--- START ---
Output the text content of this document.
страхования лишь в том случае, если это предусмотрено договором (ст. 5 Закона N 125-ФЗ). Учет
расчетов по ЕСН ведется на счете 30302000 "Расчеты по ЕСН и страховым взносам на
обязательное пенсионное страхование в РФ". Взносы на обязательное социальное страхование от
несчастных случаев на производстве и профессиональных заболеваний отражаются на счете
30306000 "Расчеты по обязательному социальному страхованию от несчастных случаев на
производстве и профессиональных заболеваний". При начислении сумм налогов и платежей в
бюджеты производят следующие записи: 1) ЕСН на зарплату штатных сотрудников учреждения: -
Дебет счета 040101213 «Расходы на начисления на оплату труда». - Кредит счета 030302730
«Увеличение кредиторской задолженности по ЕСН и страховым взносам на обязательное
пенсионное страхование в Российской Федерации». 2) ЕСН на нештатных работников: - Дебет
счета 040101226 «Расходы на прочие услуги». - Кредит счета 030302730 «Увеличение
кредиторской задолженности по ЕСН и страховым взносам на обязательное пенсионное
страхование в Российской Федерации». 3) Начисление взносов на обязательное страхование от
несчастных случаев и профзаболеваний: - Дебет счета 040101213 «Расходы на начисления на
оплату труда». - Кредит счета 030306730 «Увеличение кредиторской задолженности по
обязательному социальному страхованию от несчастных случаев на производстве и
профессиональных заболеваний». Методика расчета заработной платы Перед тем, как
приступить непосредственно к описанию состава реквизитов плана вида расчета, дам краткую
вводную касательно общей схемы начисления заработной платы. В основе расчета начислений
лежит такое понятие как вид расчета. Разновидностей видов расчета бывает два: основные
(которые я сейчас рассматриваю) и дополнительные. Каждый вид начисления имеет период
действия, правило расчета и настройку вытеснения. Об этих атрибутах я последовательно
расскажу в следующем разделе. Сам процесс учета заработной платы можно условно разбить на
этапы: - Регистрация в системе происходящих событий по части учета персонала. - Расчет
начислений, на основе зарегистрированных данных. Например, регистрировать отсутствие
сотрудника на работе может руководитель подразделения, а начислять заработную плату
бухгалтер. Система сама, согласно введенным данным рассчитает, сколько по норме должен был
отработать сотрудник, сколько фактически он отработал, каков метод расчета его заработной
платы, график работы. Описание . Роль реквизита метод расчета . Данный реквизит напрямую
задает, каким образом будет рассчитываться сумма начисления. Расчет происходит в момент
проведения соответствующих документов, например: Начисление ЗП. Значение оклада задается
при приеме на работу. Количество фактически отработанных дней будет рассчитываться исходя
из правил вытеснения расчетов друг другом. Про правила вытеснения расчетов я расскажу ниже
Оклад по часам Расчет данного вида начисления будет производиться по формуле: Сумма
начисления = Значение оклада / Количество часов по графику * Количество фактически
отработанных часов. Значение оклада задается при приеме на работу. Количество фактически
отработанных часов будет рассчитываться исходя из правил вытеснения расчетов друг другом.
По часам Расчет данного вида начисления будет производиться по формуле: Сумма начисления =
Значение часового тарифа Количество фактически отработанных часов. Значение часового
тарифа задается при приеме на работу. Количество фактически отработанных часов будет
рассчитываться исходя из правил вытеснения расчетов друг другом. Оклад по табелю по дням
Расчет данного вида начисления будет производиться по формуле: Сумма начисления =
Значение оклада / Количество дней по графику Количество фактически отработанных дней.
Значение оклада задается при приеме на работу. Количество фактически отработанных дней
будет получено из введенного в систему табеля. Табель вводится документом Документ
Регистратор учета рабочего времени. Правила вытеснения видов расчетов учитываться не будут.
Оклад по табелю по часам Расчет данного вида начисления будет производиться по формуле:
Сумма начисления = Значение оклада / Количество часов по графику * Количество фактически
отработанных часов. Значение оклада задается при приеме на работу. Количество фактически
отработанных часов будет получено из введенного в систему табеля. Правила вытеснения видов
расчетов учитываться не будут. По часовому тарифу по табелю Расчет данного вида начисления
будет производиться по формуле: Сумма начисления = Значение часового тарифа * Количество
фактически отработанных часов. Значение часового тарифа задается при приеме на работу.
--- END ---
▶ **Exercise objective**
Go through the material above and copy each line that has the word "Дебет".

▶ **Task result**
Дебет счета 040101213 «Расходы на начисления на оплату труда». - Кредит счета 030302730
пенсионное страхование в Российской Федерации». 2) ЕСН на нештатных работников: - Дебет
несчастных случаев и профзаболеваний: - Дебет счета 040101213 «Расходы на начисления на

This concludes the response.